--- START Entries ---

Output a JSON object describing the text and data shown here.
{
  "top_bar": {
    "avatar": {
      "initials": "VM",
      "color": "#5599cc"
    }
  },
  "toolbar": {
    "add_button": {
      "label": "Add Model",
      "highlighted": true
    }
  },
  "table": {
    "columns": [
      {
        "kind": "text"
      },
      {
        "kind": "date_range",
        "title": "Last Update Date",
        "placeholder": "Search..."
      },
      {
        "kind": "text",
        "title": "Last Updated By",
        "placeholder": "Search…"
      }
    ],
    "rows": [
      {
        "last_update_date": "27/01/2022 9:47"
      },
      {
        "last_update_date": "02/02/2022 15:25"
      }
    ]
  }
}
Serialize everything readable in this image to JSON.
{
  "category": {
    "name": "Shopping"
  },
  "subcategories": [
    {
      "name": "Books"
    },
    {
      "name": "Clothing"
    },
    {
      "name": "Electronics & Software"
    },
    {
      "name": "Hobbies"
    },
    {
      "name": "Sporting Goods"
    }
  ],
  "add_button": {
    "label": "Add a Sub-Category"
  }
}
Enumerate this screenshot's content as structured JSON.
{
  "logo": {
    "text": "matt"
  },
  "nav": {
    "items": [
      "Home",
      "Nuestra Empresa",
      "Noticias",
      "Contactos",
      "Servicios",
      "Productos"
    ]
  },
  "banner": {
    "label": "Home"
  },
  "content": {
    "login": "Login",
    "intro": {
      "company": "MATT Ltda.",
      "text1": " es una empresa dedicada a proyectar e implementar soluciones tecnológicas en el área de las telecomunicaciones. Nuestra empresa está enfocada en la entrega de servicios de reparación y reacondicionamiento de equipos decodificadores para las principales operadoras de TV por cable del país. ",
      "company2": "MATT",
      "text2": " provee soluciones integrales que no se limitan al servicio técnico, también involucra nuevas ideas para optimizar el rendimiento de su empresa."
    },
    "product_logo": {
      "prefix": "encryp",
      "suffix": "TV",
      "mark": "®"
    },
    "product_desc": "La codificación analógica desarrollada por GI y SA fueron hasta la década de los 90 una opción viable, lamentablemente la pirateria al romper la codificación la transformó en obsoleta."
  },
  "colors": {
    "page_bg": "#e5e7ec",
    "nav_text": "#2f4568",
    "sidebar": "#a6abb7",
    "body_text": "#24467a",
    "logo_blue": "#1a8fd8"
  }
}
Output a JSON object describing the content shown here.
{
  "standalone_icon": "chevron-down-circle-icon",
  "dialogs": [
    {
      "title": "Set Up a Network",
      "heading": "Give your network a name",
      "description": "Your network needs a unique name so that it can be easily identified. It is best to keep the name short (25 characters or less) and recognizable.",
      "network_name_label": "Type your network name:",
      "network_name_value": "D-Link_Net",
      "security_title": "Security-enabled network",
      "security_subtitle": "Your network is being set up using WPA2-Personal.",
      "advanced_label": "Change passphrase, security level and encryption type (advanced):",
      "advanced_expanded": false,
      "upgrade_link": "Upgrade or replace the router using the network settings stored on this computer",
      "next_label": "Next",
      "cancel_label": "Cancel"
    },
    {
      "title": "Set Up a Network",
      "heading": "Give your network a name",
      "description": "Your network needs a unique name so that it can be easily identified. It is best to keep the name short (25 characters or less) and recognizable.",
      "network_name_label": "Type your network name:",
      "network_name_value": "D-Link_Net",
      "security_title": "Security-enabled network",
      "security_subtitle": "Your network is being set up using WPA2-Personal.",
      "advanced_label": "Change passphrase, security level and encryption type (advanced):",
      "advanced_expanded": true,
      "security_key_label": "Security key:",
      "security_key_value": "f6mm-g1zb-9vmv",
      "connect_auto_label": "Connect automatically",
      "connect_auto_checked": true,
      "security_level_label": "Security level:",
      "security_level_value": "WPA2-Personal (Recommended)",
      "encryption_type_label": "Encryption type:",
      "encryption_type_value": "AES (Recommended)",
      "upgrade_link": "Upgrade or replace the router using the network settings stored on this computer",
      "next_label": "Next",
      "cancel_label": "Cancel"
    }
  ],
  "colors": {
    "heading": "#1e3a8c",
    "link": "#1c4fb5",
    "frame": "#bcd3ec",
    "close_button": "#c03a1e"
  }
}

--- END Entries ---

→ Your goal:
Write the material out exactly, with nothing left out.

→ Response:
Output a JSON object describing the text and data shown here.
{
  "top_bar": {
    "avatar": {
      "initials": "VM",
      "color": "#5599cc"
    }
  },
  "toolbar": {
    "add_button": {
      "label": "Add Model",
      "highlighted": true
    }
  },
  "table": {
    "columns": [
      {
        "kind": "text"
      },
      {
        "kind": "date_range",
        "title": "Last Update Date",
        "placeholder": "Search..."
      },
      {
        "kind": "text",
        "title": "Last Updated By",
        "placeholder": "Search…"
      }
    ],
    "rows": [
      {
        "last_update_date": "27/01/2022 9:47"
      },
      {
        "last_update_date": "02/02/2022 15:25"
      }
    ]
  }
}
Serialize everything readable in this image to JSON.
{
  "category": {
    "name": "Shopping"
  },
  "subcategories": [
    {
      "name": "Books"
    },
    {
      "name": "Clothing"
    },
    {
      "name": "Electronics & Software"
    },
    {
      "name": "Hobbies"
    },
    {
      "name": "Sporting Goods"
    }
  ],
  "add_button": {
    "label": "Add a Sub-Category"
  }
}
Enumerate this screenshot's content as structured JSON.
{
  "logo": {
    "text": "matt"
  },
  "nav": {
    "items": [
      "Home",
      "Nuestra Empresa",
      "Noticias",
      "Contactos",
      "Servicios",
      "Productos"
    ]
  },
  "banner": {
    "label": "Home"
  },
  "content": {
    "login": "Login",
    "intro": {
      "company": "MATT Ltda.",
      "text1": " es una empresa dedicada a proyectar e implementar soluciones tecnológicas en el área de las telecomunicaciones. Nuestra empresa está enfocada en la entrega de servicios de reparación y reacondicionamiento de equipos decodificadores para las principales operadoras de TV por cable del país. ",
      "company2": "MATT",
      "text2": " provee soluciones integrales que no se limitan al servicio técnico, también involucra nuevas ideas para optimizar el rendimiento de su empresa."
    },
    "product_logo": {
      "prefix": "encryp",
      "suffix": "TV",
      "mark": "®"
    },
    "product_desc": "La codificación analógica desarrollada por GI y SA fueron hasta la década de los 90 una opción viable, lamentablemente la pirateria al romper la codificación la transformó en obsoleta."
  },
  "colors": {
    "page_bg": "#e5e7ec",
    "nav_text": "#2f4568",
    "sidebar": "#a6abb7",
    "body_text": "#24467a",
    "logo_blue": "#1a8fd8"
  }
}
Output a JSON object describing the content shown here.
{
  "standalone_icon": "chevron-down-circle-icon",
  "dialogs": [
    {
      "title": "Set Up a Network",
      "heading": "Give your network a name",
      "description": "Your network needs a unique name so that it can be easily identified. It is best to keep the name short (25 characters or less) and recognizable.",
      "network_name_label": "Type your network name:",
      "network_name_value": "D-Link_Net",
      "security_title": "Security-enabled network",
      "security_subtitle": "Your network is being set up using WPA2-Personal.",
      "advanced_label": "Change passphrase, security level and encryption type (advanced):",
      "advanced_expanded": false,
      "upgrade_link": "Upgrade or replace the router using the network settings stored on this computer",
      "next_label": "Next",
      "cancel_label": "Cancel"
    },
    {
      "title": "Set Up a Network",
      "heading": "Give your network a name",
      "description": "Your network needs a unique name so that it can be easily identified. It is best to keep the name short (25 characters or less) and recognizable.",
      "network_name_label": "Type your network name:",
      "network_name_value": "D-Link_Net",
      "security_title": "Security-enabled network",
      "security_subtitle": "Your network is being set up using WPA2-Personal.",
      "advanced_label": "Change passphrase, security level and encryption type (advanced):",
      "advanced_expanded": true,
      "security_key_label": "Security key:",
      "security_key_value": "f6mm-g1zb-9vmv",
      "connect_auto_label": "Connect automatically",
      "connect_auto_checked": true,
      "security_level_label": "Security level:",
      "security_level_value": "WPA2-Personal (Recommended)",
      "encryption_type_label": "Encryption type:",
      "encryption_type_value": "AES (Recommended)",
      "upgrade_link": "Upgrade or replace the router using the network settings stored on this computer",
      "next_label": "Next",
      "cancel_label": "Cancel"
    }
  ],
  "colors": {
    "heading": "#1e3a8c",
    "link": "#1c4fb5",
    "frame": "#bcd3ec",
    "close_button": "#c03a1e"
  }
}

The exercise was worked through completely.